• _SUPPLIED INFORMATION_
(begin)

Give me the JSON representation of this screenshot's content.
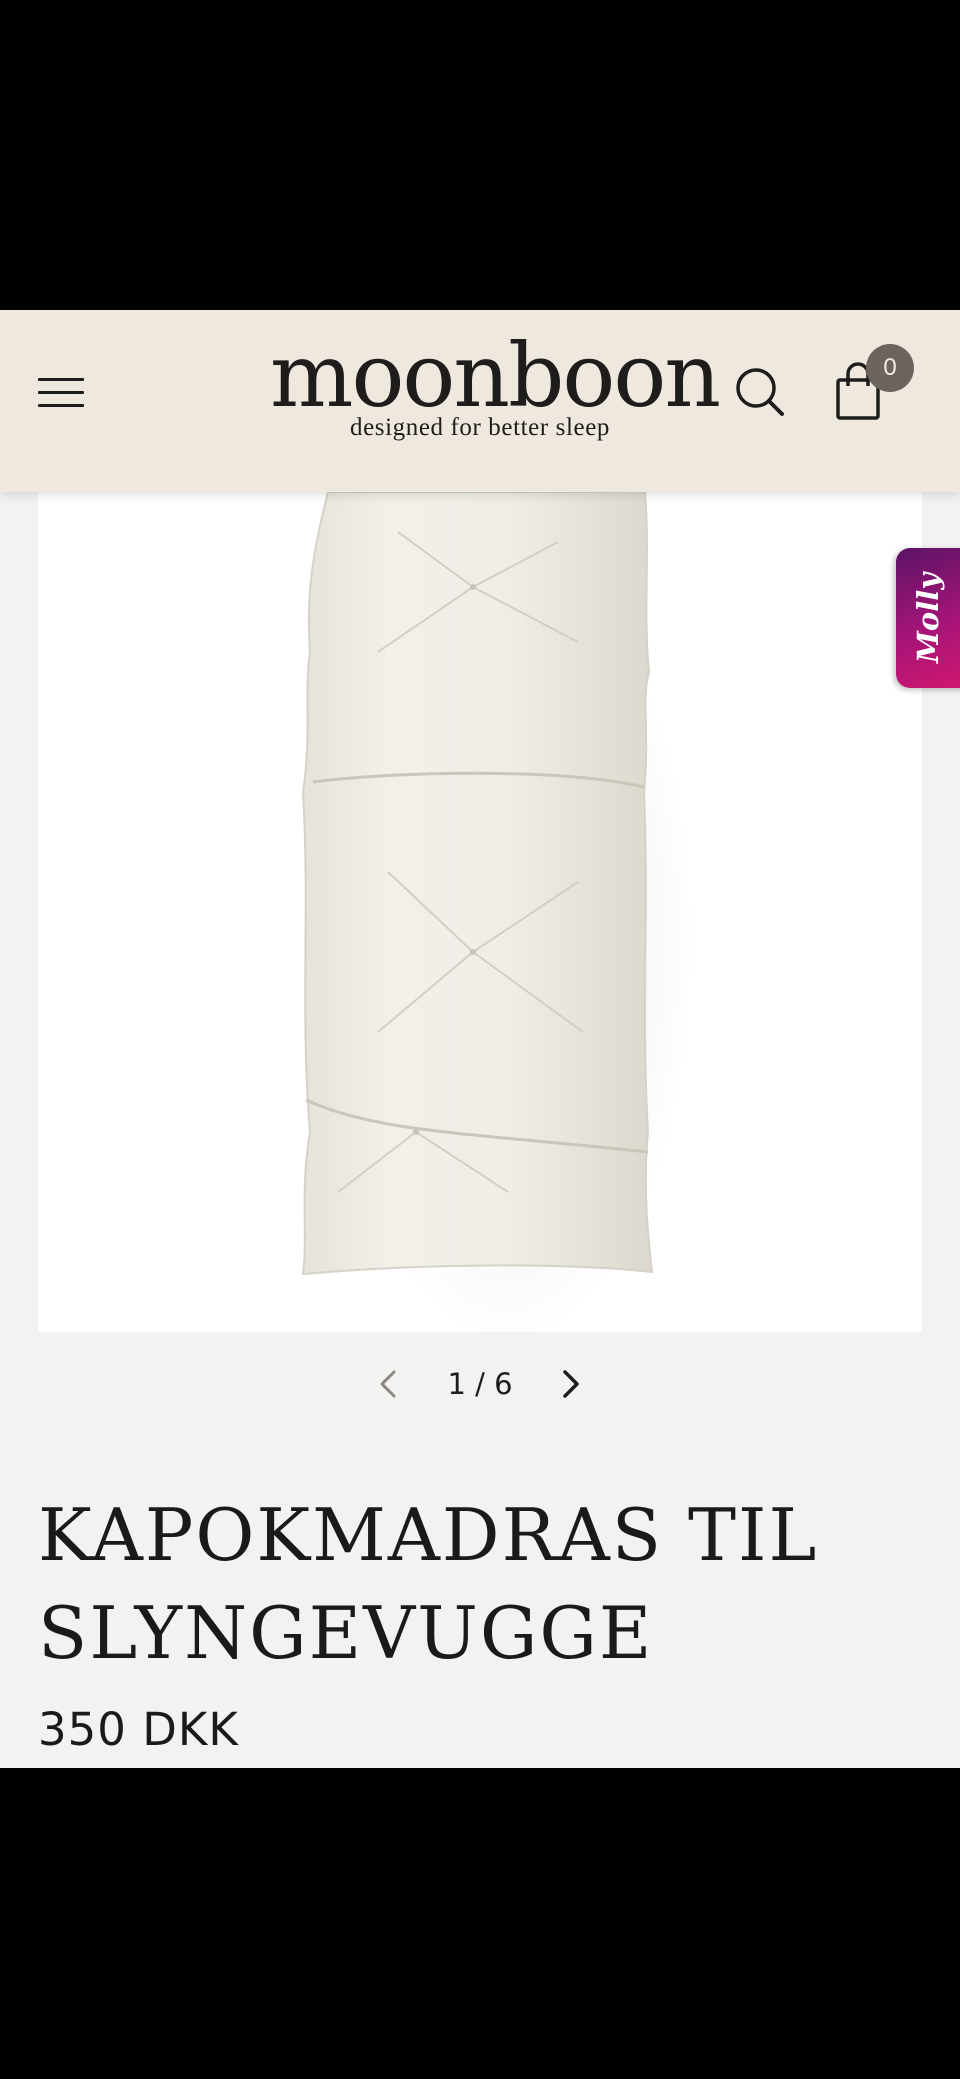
{
  "header": {
    "brand_name": "moonboon",
    "tagline": "designed for better sleep",
    "cart_count": "0",
    "background": "#efe8df"
  },
  "widget": {
    "label": "Molly",
    "gradient": [
      "#5c1466",
      "#d4186e"
    ]
  },
  "gallery": {
    "current": "1",
    "separator": "/",
    "total": "6"
  },
  "product": {
    "title": "KAPOKMADRAS TIL SLYNGEVUGGE",
    "price": "350 DKK"
  },
  "icons": {
    "menu": "hamburger-icon",
    "search": "search-icon",
    "cart": "shopping-bag-icon",
    "prev": "chevron-left-icon",
    "next": "chevron-right-icon"
  }
}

(end)

• _EXERCISE GOAL_
Return, from the data, each line that has the word "chevron" in it.

• _THE OUTPUT_
    "prev": "chevron-left-icon",
    "next": "chevron-right-icon"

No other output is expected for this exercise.